### TASK TO COMPLETE
Say the number of lines containing the string "maddeleri", and say nothing else.

── INPUT FOR THIS TASK

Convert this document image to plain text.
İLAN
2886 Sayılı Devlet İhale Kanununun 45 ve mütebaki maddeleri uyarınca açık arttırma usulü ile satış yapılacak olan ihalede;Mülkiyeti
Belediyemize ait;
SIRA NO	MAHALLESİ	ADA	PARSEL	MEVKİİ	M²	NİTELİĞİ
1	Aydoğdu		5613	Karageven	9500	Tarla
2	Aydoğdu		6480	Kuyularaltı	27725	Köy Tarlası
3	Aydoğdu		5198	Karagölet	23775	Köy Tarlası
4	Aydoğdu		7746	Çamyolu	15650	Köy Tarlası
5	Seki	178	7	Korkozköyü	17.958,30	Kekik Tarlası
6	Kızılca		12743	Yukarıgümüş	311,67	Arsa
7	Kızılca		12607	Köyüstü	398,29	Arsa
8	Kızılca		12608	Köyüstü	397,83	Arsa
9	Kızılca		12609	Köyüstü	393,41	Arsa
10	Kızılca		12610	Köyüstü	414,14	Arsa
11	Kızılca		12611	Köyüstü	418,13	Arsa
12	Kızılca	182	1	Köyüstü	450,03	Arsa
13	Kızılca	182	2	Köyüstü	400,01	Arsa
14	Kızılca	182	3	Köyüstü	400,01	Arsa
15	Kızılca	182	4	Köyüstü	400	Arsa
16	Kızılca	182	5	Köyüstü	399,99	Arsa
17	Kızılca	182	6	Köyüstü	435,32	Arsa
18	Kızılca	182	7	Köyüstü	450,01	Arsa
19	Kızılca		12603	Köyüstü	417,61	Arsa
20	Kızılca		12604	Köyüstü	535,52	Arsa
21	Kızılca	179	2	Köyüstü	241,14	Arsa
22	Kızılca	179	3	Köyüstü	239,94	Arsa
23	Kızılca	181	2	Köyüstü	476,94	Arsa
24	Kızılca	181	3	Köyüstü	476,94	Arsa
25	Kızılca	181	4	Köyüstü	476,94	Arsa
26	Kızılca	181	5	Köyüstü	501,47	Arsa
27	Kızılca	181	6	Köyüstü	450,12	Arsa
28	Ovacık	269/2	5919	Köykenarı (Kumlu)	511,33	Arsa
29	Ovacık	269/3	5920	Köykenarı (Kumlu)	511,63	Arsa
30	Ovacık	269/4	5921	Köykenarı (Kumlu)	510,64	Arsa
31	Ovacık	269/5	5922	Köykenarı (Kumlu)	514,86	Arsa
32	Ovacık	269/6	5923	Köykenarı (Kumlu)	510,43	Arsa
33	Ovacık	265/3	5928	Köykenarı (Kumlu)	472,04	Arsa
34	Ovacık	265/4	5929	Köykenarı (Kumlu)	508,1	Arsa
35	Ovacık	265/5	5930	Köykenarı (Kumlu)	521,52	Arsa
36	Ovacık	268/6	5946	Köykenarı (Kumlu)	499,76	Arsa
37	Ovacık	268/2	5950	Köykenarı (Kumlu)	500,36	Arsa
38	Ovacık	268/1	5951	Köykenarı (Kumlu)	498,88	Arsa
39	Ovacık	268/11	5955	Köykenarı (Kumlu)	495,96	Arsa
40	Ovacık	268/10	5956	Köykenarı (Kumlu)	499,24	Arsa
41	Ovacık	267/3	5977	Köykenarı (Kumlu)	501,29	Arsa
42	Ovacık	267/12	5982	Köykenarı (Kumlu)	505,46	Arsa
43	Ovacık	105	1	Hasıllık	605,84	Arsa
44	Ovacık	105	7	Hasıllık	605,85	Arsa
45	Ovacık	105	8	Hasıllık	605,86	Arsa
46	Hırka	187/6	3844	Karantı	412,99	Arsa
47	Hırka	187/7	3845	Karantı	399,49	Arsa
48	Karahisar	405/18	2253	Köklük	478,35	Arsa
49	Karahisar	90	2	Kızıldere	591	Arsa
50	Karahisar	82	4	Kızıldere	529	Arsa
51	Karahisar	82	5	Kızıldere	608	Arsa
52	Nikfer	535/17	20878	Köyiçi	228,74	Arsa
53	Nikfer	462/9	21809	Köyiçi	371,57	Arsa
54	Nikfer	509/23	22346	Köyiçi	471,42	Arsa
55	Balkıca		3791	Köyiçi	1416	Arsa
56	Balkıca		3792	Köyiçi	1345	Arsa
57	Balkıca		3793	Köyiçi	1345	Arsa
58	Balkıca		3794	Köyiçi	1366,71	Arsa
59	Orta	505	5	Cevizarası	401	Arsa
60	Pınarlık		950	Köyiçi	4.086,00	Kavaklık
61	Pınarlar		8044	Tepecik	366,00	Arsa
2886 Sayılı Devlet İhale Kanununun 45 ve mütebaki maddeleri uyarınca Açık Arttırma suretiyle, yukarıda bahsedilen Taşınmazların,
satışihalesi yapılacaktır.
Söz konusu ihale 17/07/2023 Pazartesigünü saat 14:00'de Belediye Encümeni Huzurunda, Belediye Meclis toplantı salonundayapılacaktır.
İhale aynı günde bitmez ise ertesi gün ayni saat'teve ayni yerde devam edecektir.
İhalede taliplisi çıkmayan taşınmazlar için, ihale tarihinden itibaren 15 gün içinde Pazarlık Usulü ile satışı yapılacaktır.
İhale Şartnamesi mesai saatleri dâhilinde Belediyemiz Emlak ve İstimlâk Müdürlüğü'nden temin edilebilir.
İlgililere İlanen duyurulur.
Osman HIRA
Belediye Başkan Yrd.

────

### SOLUTION TO THE PROBLEM
2